--- Data section ---

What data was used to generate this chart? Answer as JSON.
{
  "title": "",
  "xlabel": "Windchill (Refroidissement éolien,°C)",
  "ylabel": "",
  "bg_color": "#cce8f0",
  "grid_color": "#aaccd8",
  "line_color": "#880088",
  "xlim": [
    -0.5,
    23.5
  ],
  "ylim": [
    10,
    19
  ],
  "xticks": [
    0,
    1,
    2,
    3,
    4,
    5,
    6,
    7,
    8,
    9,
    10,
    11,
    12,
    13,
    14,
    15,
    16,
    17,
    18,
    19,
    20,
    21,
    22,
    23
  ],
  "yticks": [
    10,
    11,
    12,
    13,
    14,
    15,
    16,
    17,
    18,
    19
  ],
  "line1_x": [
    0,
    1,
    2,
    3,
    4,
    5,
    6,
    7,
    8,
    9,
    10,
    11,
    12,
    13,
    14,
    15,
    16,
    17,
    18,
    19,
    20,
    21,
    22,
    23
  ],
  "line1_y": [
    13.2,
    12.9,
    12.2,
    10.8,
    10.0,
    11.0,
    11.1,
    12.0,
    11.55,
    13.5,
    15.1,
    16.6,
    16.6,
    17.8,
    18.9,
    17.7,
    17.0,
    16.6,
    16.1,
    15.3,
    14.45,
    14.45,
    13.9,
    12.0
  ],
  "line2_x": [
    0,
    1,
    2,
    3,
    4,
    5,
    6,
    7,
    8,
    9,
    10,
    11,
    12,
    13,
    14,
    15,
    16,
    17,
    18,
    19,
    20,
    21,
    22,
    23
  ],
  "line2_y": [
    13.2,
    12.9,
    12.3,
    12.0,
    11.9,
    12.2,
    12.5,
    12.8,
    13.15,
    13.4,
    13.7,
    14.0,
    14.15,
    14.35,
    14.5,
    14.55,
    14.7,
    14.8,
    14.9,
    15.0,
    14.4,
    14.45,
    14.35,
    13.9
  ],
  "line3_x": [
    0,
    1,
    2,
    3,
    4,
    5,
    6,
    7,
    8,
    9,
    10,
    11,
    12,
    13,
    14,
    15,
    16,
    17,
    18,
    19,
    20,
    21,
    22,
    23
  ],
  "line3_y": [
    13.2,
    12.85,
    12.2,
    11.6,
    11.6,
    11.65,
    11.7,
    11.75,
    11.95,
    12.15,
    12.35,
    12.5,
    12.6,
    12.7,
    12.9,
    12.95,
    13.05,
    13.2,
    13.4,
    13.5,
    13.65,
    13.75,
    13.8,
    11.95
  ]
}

---

## Stated task
Extract all the material, leaving every line as it is.

## The answer
What data was used to generate this chart? Answer as JSON.
{
  "title": "",
  "xlabel": "Windchill (Refroidissement éolien,°C)",
  "ylabel": "",
  "bg_color": "#cce8f0",
  "grid_color": "#aaccd8",
  "line_color": "#880088",
  "xlim": [
    -0.5,
    23.5
  ],
  "ylim": [
    10,
    19
  ],
  "xticks": [
    0,
    1,
    2,
    3,
    4,
    5,
    6,
    7,
    8,
    9,
    10,
    11,
    12,
    13,
    14,
    15,
    16,
    17,
    18,
    19,
    20,
    21,
    22,
    23
  ],
  "yticks": [
    10,
    11,
    12,
    13,
    14,
    15,
    16,
    17,
    18,
    19
  ],
  "line1_x": [
    0,
    1,
    2,
    3,
    4,
    5,
    6,
    7,
    8,
    9,
    10,
    11,
    12,
    13,
    14,
    15,
    16,
    17,
    18,
    19,
    20,
    21,
    22,
    23
  ],
  "line1_y": [
    13.2,
    12.9,
    12.2,
    10.8,
    10.0,
    11.0,
    11.1,
    12.0,
    11.55,
    13.5,
    15.1,
    16.6,
    16.6,
    17.8,
    18.9,
    17.7,
    17.0,
    16.6,
    16.1,
    15.3,
    14.45,
    14.45,
    13.9,
    12.0
  ],
  "line2_x": [
    0,
    1,
    2,
    3,
    4,
    5,
    6,
    7,
    8,
    9,
    10,
    11,
    12,
    13,
    14,
    15,
    16,
    17,
    18,
    19,
    20,
    21,
    22,
    23
  ],
  "line2_y": [
    13.2,
    12.9,
    12.3,
    12.0,
    11.9,
    12.2,
    12.5,
    12.8,
    13.15,
    13.4,
    13.7,
    14.0,
    14.15,
    14.35,
    14.5,
    14.55,
    14.7,
    14.8,
    14.9,
    15.0,
    14.4,
    14.45,
    14.35,
    13.9
  ],
  "line3_x": [
    0,
    1,
    2,
    3,
    4,
    5,
    6,
    7,
    8,
    9,
    10,
    11,
    12,
    13,
    14,
    15,
    16,
    17,
    18,
    19,
    20,
    21,
    22,
    23
  ],
  "line3_y": [
    13.2,
    12.85,
    12.2,
    11.6,
    11.6,
    11.65,
    11.7,
    11.75,
    11.95,
    12.15,
    12.35,
    12.5,
    12.6,
    12.7,
    12.9,
    12.95,
    13.05,
    13.2,
    13.4,
    13.5,
    13.65,
    13.75,
    13.8,
    11.95
  ]
}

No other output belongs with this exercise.